_Instructions for the task_: Set down the records once more, please, exactly and with the pictures left out.

START

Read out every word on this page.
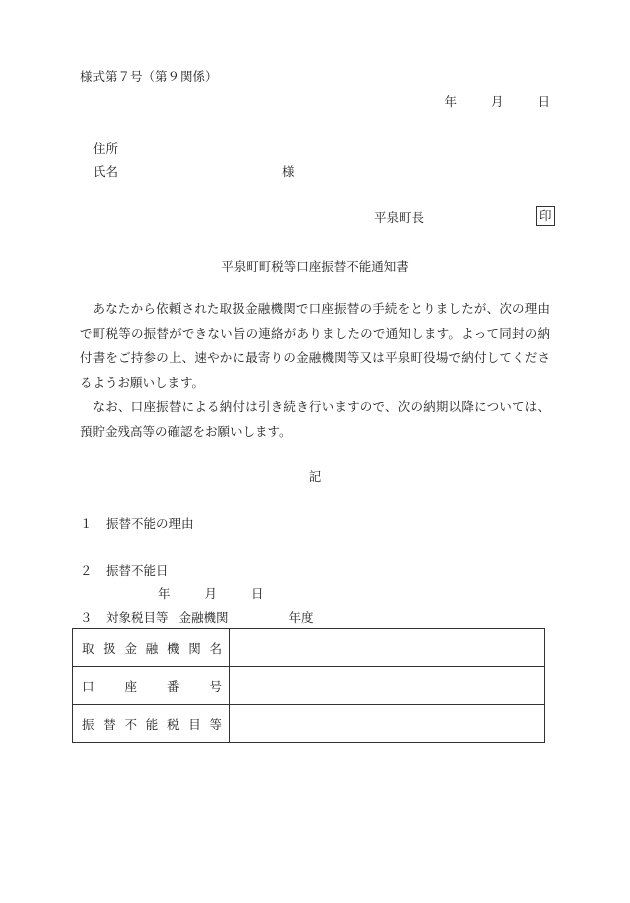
様式第７号（第９関係）
年	月	日
住所
氏名	様
平泉町長	印
平泉町町税等口座振替不能通知書

あなたから依頼された取扱金融機関で口座振替の手続をとりましたが、次の理由で町税等の振替ができない旨の連絡がありましたので通知します。よって同封の納付書をご持参の上、速やかに最寄りの金融機関等又は平泉町役場で納付してくださるようお願いします。

なお、口座振替による納付は引き続き行いますので、次の納期以降については、預貯金残高等の確認をお願いします。

記
１ 振替不能の理由
２ 振替不能日
年	月	日
３ 対象税目等 金融機関	年度
取扱金融機関名	
口座番号	
振替不能税目等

END

_Answer in full_:
Read out every word on this page.
様式第７号（第９関係）
年	月	日
住所
氏名	様
平泉町長	印
平泉町町税等口座振替不能通知書

あなたから依頼された取扱金融機関で口座振替の手続をとりましたが、次の理由で町税等の振替ができない旨の連絡がありましたので通知します。よって同封の納付書をご持参の上、速やかに最寄りの金融機関等又は平泉町役場で納付してくださるようお願いします。

なお、口座振替による納付は引き続き行いますので、次の納期以降については、預貯金残高等の確認をお願いします。

記
１ 振替不能の理由
２ 振替不能日
年	月	日
３ 対象税目等 金融機関	年度
取扱金融機関名	
口座番号	
振替不能税目等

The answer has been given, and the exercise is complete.